[INPUT ROWS]
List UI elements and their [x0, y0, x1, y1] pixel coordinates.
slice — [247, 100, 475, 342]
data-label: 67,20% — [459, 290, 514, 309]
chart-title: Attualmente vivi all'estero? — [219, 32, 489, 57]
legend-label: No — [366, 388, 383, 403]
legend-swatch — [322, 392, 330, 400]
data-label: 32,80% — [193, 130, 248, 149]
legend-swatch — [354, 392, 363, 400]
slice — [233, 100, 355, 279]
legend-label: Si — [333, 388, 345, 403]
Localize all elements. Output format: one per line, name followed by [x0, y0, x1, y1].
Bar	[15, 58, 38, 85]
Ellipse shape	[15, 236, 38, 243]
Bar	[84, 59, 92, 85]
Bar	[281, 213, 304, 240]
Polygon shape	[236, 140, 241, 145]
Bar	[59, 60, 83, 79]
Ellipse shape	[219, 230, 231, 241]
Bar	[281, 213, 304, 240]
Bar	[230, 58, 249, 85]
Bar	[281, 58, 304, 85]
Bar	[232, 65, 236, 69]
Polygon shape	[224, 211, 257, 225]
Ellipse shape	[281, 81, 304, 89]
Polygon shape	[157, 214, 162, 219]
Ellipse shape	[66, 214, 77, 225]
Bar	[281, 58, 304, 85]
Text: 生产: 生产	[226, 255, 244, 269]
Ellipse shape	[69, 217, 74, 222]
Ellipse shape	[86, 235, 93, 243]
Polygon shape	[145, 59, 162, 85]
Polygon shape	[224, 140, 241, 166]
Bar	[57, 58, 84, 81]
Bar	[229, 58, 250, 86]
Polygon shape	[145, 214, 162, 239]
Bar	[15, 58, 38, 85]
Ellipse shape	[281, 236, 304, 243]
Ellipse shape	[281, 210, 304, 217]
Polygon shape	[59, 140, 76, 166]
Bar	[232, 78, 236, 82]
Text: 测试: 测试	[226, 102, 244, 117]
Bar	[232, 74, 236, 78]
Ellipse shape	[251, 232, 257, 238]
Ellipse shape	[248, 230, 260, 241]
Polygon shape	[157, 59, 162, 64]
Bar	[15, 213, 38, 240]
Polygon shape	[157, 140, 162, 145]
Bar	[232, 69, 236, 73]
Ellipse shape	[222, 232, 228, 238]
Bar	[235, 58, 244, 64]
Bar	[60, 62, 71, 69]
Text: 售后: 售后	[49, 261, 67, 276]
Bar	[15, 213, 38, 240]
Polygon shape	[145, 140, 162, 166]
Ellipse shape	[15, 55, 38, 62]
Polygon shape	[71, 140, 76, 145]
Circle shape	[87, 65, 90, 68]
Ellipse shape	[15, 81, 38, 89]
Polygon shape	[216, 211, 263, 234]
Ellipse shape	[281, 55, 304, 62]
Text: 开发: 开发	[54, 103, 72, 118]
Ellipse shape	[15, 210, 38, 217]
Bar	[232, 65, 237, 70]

[WORK TO COMPLETE] Please write out the whole listing above again, line for line, without changing a single character.

[SOLUTION BELOW]
List UI elements and their [x0, y0, x1, y1] pixel coordinates.
slice — [247, 100, 475, 342]
data-label: 67,20% — [459, 290, 514, 309]
chart-title: Attualmente vivi all'estero? — [219, 32, 489, 57]
legend-label: No — [366, 388, 383, 403]
legend-swatch — [322, 392, 330, 400]
data-label: 32,80% — [193, 130, 248, 149]
legend-swatch — [354, 392, 363, 400]
slice — [233, 100, 355, 279]
legend-label: Si — [333, 388, 345, 403]
Localize all elements. Output format: one per line, name followed by [x0, y0, x1, y1].
Bar	[15, 58, 38, 85]
Ellipse shape	[15, 236, 38, 243]
Bar	[84, 59, 92, 85]
Bar	[281, 213, 304, 240]
Polygon shape	[236, 140, 241, 145]
Bar	[59, 60, 83, 79]
Ellipse shape	[219, 230, 231, 241]
Bar	[281, 213, 304, 240]
Bar	[230, 58, 249, 85]
Bar	[281, 58, 304, 85]
Bar	[232, 65, 236, 69]
Polygon shape	[224, 211, 257, 225]
Ellipse shape	[281, 81, 304, 89]
Polygon shape	[157, 214, 162, 219]
Ellipse shape	[66, 214, 77, 225]
Bar	[281, 58, 304, 85]
Text: 生产: 生产	[226, 255, 244, 269]
Ellipse shape	[69, 217, 74, 222]
Ellipse shape	[86, 235, 93, 243]
Polygon shape	[145, 59, 162, 85]
Polygon shape	[224, 140, 241, 166]
Bar	[57, 58, 84, 81]
Bar	[229, 58, 250, 86]
Polygon shape	[145, 214, 162, 239]
Bar	[15, 58, 38, 85]
Ellipse shape	[281, 236, 304, 243]
Ellipse shape	[281, 210, 304, 217]
Polygon shape	[59, 140, 76, 166]
Bar	[232, 78, 236, 82]
Text: 测试: 测试	[226, 102, 244, 117]
Bar	[232, 74, 236, 78]
Ellipse shape	[251, 232, 257, 238]
Ellipse shape	[248, 230, 260, 241]
Polygon shape	[157, 59, 162, 64]
Bar	[15, 213, 38, 240]
Polygon shape	[157, 140, 162, 145]
Bar	[232, 69, 236, 73]
Ellipse shape	[222, 232, 228, 238]
Bar	[235, 58, 244, 64]
Bar	[60, 62, 71, 69]
Text: 售后: 售后	[49, 261, 67, 276]
Bar	[15, 213, 38, 240]
Polygon shape	[145, 140, 162, 166]
Ellipse shape	[15, 55, 38, 62]
Polygon shape	[71, 140, 76, 145]
Circle shape	[87, 65, 90, 68]
Ellipse shape	[15, 81, 38, 89]
Polygon shape	[216, 211, 263, 234]
Ellipse shape	[281, 55, 304, 62]
Text: 开发: 开发	[54, 103, 72, 118]
Ellipse shape	[15, 210, 38, 217]
Bar	[232, 65, 237, 70]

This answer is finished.